— EXERCISE DETAILS —
Write out the entries below once more, exactly.

■ ■ ■ ■

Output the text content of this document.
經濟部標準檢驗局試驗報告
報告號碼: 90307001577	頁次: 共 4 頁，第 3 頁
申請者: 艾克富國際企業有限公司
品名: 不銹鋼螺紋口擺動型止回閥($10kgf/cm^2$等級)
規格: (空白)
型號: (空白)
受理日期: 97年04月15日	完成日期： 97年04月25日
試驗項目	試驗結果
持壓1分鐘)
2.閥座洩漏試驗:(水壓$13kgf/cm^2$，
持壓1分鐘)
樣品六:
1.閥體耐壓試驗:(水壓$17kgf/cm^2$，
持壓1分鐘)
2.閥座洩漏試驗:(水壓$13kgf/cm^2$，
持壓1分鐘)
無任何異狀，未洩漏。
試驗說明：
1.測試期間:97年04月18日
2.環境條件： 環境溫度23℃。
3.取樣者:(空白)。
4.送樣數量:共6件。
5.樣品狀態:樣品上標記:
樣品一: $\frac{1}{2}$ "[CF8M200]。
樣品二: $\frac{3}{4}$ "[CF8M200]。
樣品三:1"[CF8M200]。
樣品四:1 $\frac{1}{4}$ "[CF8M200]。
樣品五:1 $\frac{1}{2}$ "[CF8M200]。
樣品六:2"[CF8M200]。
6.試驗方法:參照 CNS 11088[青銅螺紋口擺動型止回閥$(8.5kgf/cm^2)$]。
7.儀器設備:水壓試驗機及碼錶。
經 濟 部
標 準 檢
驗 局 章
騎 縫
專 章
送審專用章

■ ■ ■ ■

— FULL SOLUTION —
Output the text content of this document.
經濟部標準檢驗局試驗報告
報告號碼: 90307001577	頁次: 共 4 頁，第 3 頁
申請者: 艾克富國際企業有限公司
品名: 不銹鋼螺紋口擺動型止回閥($10kgf/cm^2$等級)
規格: (空白)
型號: (空白)
受理日期: 97年04月15日	完成日期： 97年04月25日
試驗項目	試驗結果
持壓1分鐘)
2.閥座洩漏試驗:(水壓$13kgf/cm^2$，
持壓1分鐘)
樣品六:
1.閥體耐壓試驗:(水壓$17kgf/cm^2$，
持壓1分鐘)
2.閥座洩漏試驗:(水壓$13kgf/cm^2$，
持壓1分鐘)
無任何異狀，未洩漏。
試驗說明：
1.測試期間:97年04月18日
2.環境條件： 環境溫度23℃。
3.取樣者:(空白)。
4.送樣數量:共6件。
5.樣品狀態:樣品上標記:
樣品一: $\frac{1}{2}$ "[CF8M200]。
樣品二: $\frac{3}{4}$ "[CF8M200]。
樣品三:1"[CF8M200]。
樣品四:1 $\frac{1}{4}$ "[CF8M200]。
樣品五:1 $\frac{1}{2}$ "[CF8M200]。
樣品六:2"[CF8M200]。
6.試驗方法:參照 CNS 11088[青銅螺紋口擺動型止回閥$(8.5kgf/cm^2)$]。
7.儀器設備:水壓試驗機及碼錶。
經 濟 部
標 準 檢
驗 局 章
騎 縫
專 章
送審專用章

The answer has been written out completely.